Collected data
======
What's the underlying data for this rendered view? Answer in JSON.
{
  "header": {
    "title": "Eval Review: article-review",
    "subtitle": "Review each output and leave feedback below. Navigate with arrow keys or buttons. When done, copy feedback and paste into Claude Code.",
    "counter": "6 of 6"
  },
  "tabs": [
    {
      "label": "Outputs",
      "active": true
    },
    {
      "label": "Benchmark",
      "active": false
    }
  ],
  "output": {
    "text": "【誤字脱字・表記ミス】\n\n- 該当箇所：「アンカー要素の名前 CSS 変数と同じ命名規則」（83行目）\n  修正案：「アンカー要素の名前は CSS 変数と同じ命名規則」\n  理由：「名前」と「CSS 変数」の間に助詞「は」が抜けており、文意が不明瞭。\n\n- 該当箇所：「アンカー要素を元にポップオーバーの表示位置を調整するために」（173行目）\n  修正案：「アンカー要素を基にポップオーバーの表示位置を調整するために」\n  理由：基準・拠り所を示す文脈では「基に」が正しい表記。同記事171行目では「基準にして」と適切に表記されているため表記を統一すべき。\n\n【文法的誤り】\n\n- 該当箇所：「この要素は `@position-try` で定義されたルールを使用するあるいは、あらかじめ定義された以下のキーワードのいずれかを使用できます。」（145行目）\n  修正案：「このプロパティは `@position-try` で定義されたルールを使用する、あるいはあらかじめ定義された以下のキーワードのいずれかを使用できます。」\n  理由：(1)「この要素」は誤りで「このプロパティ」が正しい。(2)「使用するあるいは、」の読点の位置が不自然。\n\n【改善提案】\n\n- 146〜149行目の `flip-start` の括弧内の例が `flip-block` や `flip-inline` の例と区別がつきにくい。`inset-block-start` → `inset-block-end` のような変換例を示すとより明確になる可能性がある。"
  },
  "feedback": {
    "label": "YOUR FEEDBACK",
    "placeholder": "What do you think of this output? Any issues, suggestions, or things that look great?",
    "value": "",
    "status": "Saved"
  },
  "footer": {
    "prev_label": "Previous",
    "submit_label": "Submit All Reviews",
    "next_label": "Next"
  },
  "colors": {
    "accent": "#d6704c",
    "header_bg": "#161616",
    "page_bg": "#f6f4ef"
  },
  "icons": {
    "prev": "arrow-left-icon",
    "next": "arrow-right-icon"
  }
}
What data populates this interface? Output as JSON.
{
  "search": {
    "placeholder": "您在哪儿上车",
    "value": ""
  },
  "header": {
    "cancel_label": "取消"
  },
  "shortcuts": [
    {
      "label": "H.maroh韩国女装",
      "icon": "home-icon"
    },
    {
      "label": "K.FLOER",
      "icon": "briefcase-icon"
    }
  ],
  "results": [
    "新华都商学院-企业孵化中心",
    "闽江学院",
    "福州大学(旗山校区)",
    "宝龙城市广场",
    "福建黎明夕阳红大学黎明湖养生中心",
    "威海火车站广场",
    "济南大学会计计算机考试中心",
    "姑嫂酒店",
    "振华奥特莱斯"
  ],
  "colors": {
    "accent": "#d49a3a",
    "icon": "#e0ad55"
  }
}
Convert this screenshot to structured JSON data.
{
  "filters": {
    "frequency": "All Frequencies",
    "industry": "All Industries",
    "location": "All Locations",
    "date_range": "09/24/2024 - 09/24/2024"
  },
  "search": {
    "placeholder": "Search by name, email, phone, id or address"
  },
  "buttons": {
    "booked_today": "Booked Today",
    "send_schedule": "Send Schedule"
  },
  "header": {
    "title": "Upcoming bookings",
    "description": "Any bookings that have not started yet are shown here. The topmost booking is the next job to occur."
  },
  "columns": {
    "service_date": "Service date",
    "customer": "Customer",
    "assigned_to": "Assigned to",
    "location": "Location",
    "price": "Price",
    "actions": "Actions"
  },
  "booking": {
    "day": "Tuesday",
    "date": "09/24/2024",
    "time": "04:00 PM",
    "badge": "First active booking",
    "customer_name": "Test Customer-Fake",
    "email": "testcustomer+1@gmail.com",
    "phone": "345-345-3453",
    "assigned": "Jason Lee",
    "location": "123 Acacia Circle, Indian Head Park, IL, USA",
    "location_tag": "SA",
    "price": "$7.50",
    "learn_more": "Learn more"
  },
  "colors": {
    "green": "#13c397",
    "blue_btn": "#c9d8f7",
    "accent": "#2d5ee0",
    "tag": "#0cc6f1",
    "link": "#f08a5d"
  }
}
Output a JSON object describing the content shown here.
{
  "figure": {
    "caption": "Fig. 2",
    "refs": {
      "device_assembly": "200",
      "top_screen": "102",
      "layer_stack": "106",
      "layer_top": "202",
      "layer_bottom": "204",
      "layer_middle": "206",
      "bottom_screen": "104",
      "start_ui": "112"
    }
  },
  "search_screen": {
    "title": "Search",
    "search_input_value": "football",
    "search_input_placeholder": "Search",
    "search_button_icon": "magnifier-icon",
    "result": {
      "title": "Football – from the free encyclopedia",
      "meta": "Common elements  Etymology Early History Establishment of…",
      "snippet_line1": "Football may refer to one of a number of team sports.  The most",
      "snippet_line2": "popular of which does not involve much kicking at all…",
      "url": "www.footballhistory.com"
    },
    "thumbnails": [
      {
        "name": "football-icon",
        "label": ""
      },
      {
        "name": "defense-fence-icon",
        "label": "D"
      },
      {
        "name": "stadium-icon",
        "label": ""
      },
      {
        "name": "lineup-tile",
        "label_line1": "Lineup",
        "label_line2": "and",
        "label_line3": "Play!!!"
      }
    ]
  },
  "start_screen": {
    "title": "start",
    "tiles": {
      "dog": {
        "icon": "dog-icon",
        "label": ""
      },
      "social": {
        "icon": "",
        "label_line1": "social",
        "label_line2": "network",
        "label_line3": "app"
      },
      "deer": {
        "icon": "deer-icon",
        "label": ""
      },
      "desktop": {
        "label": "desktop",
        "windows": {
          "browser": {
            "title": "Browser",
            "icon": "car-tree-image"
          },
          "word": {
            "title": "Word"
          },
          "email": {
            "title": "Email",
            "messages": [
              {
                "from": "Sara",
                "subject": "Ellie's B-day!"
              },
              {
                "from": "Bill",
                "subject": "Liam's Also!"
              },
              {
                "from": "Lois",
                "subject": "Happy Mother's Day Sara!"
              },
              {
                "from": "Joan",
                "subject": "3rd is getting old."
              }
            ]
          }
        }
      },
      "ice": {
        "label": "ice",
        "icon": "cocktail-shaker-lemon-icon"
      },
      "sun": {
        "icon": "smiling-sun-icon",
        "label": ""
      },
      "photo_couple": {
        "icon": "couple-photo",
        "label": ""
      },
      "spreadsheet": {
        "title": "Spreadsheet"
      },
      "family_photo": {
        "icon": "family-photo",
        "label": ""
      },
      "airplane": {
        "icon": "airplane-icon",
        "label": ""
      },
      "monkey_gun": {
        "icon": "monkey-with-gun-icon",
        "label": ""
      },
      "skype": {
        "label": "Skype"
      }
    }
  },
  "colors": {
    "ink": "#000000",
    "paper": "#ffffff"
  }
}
======
Exercise ▸ Each line of the material above needs to be quoted exactly, please.

Finished exercise ▸
What's the underlying data for this rendered view? Answer in JSON.
{
  "header": {
    "title": "Eval Review: article-review",
    "subtitle": "Review each output and leave feedback below. Navigate with arrow keys or buttons. When done, copy feedback and paste into Claude Code.",
    "counter": "6 of 6"
  },
  "tabs": [
    {
      "label": "Outputs",
      "active": true
    },
    {
      "label": "Benchmark",
      "active": false
    }
  ],
  "output": {
    "text": "【誤字脱字・表記ミス】\n\n- 該当箇所：「アンカー要素の名前 CSS 変数と同じ命名規則」（83行目）\n  修正案：「アンカー要素の名前は CSS 変数と同じ命名規則」\n  理由：「名前」と「CSS 変数」の間に助詞「は」が抜けており、文意が不明瞭。\n\n- 該当箇所：「アンカー要素を元にポップオーバーの表示位置を調整するために」（173行目）\n  修正案：「アンカー要素を基にポップオーバーの表示位置を調整するために」\n  理由：基準・拠り所を示す文脈では「基に」が正しい表記。同記事171行目では「基準にして」と適切に表記されているため表記を統一すべき。\n\n【文法的誤り】\n\n- 該当箇所：「この要素は `@position-try` で定義されたルールを使用するあるいは、あらかじめ定義された以下のキーワードのいずれかを使用できます。」（145行目）\n  修正案：「このプロパティは `@position-try` で定義されたルールを使用する、あるいはあらかじめ定義された以下のキーワードのいずれかを使用できます。」\n  理由：(1)「この要素」は誤りで「このプロパティ」が正しい。(2)「使用するあるいは、」の読点の位置が不自然。\n\n【改善提案】\n\n- 146〜149行目の `flip-start` の括弧内の例が `flip-block` や `flip-inline` の例と区別がつきにくい。`inset-block-start` → `inset-block-end` のような変換例を示すとより明確になる可能性がある。"
  },
  "feedback": {
    "label": "YOUR FEEDBACK",
    "placeholder": "What do you think of this output? Any issues, suggestions, or things that look great?",
    "value": "",
    "status": "Saved"
  },
  "footer": {
    "prev_label": "Previous",
    "submit_label": "Submit All Reviews",
    "next_label": "Next"
  },
  "colors": {
    "accent": "#d6704c",
    "header_bg": "#161616",
    "page_bg": "#f6f4ef"
  },
  "icons": {
    "prev": "arrow-left-icon",
    "next": "arrow-right-icon"
  }
}
What data populates this interface? Output as JSON.
{
  "search": {
    "placeholder": "您在哪儿上车",
    "value": ""
  },
  "header": {
    "cancel_label": "取消"
  },
  "shortcuts": [
    {
      "label": "H.maroh韩国女装",
      "icon": "home-icon"
    },
    {
      "label": "K.FLOER",
      "icon": "briefcase-icon"
    }
  ],
  "results": [
    "新华都商学院-企业孵化中心",
    "闽江学院",
    "福州大学(旗山校区)",
    "宝龙城市广场",
    "福建黎明夕阳红大学黎明湖养生中心",
    "威海火车站广场",
    "济南大学会计计算机考试中心",
    "姑嫂酒店",
    "振华奥特莱斯"
  ],
  "colors": {
    "accent": "#d49a3a",
    "icon": "#e0ad55"
  }
}
Convert this screenshot to structured JSON data.
{
  "filters": {
    "frequency": "All Frequencies",
    "industry": "All Industries",
    "location": "All Locations",
    "date_range": "09/24/2024 - 09/24/2024"
  },
  "search": {
    "placeholder": "Search by name, email, phone, id or address"
  },
  "buttons": {
    "booked_today": "Booked Today",
    "send_schedule": "Send Schedule"
  },
  "header": {
    "title": "Upcoming bookings",
    "description": "Any bookings that have not started yet are shown here. The topmost booking is the next job to occur."
  },
  "columns": {
    "service_date": "Service date",
    "customer": "Customer",
    "assigned_to": "Assigned to",
    "location": "Location",
    "price": "Price",
    "actions": "Actions"
  },
  "booking": {
    "day": "Tuesday",
    "date": "09/24/2024",
    "time": "04:00 PM",
    "badge": "First active booking",
    "customer_name": "Test Customer-Fake",
    "email": "testcustomer+1@gmail.com",
    "phone": "345-345-3453",
    "assigned": "Jason Lee",
    "location": "123 Acacia Circle, Indian Head Park, IL, USA",
    "location_tag": "SA",
    "price": "$7.50",
    "learn_more": "Learn more"
  },
  "colors": {
    "green": "#13c397",
    "blue_btn": "#c9d8f7",
    "accent": "#2d5ee0",
    "tag": "#0cc6f1",
    "link": "#f08a5d"
  }
}
Output a JSON object describing the content shown here.
{
  "figure": {
    "caption": "Fig. 2",
    "refs": {
      "device_assembly": "200",
      "top_screen": "102",
      "layer_stack": "106",
      "layer_top": "202",
      "layer_bottom": "204",
      "layer_middle": "206",
      "bottom_screen": "104",
      "start_ui": "112"
    }
  },
  "search_screen": {
    "title": "Search",
    "search_input_value": "football",
    "search_input_placeholder": "Search",
    "search_button_icon": "magnifier-icon",
    "result": {
      "title": "Football – from the free encyclopedia",
      "meta": "Common elements  Etymology Early History Establishment of…",
      "snippet_line1": "Football may refer to one of a number of team sports.  The most",
      "snippet_line2": "popular of which does not involve much kicking at all…",
      "url": "www.footballhistory.com"
    },
    "thumbnails": [
      {
        "name": "football-icon",
        "label": ""
      },
      {
        "name": "defense-fence-icon",
        "label": "D"
      },
      {
        "name": "stadium-icon",
        "label": ""
      },
      {
        "name": "lineup-tile",
        "label_line1": "Lineup",
        "label_line2": "and",
        "label_line3": "Play!!!"
      }
    ]
  },
  "start_screen": {
    "title": "start",
    "tiles": {
      "dog": {
        "icon": "dog-icon",
        "label": ""
      },
      "social": {
        "icon": "",
        "label_line1": "social",
        "label_line2": "network",
        "label_line3": "app"
      },
      "deer": {
        "icon": "deer-icon",
        "label": ""
      },
      "desktop": {
        "label": "desktop",
        "windows": {
          "browser": {
            "title": "Browser",
            "icon": "car-tree-image"
          },
          "word": {
            "title": "Word"
          },
          "email": {
            "title": "Email",
            "messages": [
              {
                "from": "Sara",
                "subject": "Ellie's B-day!"
              },
              {
                "from": "Bill",
                "subject": "Liam's Also!"
              },
              {
                "from": "Lois",
                "subject": "Happy Mother's Day Sara!"
              },
              {
                "from": "Joan",
                "subject": "3rd is getting old."
              }
            ]
          }
        }
      },
      "ice": {
        "label": "ice",
        "icon": "cocktail-shaker-lemon-icon"
      },
      "sun": {
        "icon": "smiling-sun-icon",
        "label": ""
      },
      "photo_couple": {
        "icon": "couple-photo",
        "label": ""
      },
      "spreadsheet": {
        "title": "Spreadsheet"
      },
      "family_photo": {
        "icon": "family-photo",
        "label": ""
      },
      "airplane": {
        "icon": "airplane-icon",
        "label": ""
      },
      "monkey_gun": {
        "icon": "monkey-with-gun-icon",
        "label": ""
      },
      "skype": {
        "label": "Skype"
      }
    }
  },
  "colors": {
    "ink": "#000000",
    "paper": "#ffffff"
  }
}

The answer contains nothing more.